--- Material for the task ---
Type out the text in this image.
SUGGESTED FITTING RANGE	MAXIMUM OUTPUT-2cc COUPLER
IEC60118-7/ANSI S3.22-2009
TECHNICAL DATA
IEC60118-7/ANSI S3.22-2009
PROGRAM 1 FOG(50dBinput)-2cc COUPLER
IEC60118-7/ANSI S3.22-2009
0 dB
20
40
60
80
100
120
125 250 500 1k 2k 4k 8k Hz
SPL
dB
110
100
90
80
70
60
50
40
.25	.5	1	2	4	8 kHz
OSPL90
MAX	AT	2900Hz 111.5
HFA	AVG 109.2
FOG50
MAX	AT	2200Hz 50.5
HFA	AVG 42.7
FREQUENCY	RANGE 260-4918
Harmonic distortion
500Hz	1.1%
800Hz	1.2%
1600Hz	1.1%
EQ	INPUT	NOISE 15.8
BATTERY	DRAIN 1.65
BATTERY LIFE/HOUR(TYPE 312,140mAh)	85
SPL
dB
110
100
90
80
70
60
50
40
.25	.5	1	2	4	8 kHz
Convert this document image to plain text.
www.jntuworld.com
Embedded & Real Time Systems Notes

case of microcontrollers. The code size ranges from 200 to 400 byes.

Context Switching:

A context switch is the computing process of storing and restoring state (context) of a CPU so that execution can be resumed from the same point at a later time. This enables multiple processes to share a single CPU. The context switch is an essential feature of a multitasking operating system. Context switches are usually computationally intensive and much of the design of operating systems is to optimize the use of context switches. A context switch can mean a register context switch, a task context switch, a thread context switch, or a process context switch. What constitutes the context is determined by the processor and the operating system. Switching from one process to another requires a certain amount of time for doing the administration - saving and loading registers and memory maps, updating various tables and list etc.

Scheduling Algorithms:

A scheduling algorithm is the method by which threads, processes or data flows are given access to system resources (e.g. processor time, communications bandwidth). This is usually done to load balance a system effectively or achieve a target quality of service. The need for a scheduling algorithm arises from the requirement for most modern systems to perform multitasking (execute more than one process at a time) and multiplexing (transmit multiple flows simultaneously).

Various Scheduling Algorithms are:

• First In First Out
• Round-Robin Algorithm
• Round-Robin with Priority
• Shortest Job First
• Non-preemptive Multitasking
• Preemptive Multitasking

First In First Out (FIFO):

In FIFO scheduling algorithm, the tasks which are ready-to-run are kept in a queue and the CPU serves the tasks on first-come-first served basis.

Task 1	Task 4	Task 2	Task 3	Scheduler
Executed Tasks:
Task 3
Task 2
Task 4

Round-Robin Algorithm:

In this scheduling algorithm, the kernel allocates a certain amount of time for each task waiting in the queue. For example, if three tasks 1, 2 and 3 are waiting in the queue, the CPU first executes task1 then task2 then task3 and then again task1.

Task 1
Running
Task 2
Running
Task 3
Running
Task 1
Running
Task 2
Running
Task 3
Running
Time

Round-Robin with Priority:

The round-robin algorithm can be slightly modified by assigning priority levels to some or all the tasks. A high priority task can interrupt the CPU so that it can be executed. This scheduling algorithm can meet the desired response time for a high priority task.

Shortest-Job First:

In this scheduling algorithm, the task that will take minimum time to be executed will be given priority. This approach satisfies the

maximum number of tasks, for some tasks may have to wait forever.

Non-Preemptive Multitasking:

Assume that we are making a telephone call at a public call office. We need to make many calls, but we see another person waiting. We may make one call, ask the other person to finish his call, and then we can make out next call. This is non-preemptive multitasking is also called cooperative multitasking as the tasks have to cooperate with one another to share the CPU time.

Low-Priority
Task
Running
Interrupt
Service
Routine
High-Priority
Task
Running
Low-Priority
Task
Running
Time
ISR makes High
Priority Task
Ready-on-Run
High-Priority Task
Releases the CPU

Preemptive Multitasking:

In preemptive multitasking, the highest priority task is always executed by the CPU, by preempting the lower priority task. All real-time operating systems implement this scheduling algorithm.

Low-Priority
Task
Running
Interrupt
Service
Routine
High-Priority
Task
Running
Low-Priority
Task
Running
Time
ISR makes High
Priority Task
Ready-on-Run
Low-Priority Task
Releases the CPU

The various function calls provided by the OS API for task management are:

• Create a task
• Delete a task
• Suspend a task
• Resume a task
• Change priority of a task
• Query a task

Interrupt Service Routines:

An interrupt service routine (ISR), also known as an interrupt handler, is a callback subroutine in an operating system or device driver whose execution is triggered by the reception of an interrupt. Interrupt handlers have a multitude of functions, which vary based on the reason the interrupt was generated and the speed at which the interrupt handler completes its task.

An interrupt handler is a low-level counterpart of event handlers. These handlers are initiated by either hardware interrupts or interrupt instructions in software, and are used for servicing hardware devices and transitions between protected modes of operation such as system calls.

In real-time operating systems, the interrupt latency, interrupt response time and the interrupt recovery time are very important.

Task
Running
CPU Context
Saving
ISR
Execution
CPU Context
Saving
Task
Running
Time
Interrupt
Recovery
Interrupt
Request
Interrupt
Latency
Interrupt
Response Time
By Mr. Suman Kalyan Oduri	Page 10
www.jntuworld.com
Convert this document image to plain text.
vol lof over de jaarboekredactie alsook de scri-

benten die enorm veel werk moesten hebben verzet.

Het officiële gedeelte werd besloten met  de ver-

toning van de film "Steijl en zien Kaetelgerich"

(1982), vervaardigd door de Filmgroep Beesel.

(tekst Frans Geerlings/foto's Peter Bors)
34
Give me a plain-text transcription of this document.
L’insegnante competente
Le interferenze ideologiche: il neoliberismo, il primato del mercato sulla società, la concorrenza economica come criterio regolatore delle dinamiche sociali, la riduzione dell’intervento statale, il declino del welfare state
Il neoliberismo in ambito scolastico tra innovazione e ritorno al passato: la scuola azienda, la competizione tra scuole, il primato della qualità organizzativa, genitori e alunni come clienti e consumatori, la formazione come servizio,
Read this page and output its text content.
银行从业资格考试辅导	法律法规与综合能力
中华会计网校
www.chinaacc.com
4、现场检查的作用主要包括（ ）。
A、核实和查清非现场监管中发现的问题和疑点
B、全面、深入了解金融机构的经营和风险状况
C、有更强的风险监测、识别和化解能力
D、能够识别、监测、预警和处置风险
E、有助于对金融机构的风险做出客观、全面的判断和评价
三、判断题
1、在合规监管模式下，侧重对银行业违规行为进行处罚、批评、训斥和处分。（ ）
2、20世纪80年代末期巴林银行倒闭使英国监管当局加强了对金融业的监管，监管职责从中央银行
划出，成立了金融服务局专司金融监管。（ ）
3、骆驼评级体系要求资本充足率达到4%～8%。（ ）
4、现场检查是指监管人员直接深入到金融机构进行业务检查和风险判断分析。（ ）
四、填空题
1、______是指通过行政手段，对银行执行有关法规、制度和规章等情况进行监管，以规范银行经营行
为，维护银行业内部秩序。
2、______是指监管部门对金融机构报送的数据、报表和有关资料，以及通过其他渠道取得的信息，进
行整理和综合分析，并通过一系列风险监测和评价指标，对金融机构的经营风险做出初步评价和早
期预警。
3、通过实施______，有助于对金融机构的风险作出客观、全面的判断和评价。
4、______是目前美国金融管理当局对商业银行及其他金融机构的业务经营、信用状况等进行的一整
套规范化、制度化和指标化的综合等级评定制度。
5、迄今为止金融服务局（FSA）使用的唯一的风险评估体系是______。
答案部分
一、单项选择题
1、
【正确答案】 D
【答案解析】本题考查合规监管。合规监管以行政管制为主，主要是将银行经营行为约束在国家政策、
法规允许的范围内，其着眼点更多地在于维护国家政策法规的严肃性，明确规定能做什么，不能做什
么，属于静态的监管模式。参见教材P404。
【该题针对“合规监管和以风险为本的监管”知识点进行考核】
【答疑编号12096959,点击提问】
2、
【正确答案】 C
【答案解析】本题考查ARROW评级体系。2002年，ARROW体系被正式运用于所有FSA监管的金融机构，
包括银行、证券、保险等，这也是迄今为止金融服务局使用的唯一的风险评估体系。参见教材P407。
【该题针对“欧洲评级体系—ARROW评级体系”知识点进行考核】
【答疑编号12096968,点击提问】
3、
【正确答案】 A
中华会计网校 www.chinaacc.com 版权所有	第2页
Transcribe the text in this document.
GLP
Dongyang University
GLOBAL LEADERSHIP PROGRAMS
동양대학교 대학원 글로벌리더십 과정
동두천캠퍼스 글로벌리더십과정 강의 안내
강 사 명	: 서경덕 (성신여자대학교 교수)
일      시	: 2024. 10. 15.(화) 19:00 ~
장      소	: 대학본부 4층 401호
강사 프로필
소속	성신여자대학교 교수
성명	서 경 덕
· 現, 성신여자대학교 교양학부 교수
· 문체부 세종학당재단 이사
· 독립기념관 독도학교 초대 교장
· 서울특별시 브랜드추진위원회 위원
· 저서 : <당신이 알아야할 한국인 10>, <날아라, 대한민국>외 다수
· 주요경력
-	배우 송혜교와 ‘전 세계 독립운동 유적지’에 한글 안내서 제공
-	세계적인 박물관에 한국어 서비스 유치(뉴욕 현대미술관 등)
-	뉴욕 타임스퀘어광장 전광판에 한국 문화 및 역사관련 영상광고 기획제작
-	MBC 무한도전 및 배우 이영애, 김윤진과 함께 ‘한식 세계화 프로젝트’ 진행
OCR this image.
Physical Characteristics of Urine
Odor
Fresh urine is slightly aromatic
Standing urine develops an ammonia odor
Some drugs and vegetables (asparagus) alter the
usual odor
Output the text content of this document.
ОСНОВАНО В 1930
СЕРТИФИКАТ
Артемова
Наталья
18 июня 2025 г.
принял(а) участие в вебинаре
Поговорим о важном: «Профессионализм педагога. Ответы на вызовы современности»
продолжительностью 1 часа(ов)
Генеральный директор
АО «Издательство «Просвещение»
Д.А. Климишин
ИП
---
# The problem:
Gather up, from the records above, each line where the word "then" appears.

# Full output:
In this scheduling algorithm, the kernel allocates a certain amount of time for each task waiting in the queue. For example, if three tasks 1, 2 and 3 are waiting in the queue, the CPU first executes task1 then task2 then task3 and then again task1.
Assume that we are making a telephone call at a public call office. We need to make many calls, but we see another person waiting. We may make one call, ask the other person to finish his call, and then we can make out next call. This is non-preemptive multitasking is also called cooperative multitasking as the tasks have to cooperate with one another to share the CPU time.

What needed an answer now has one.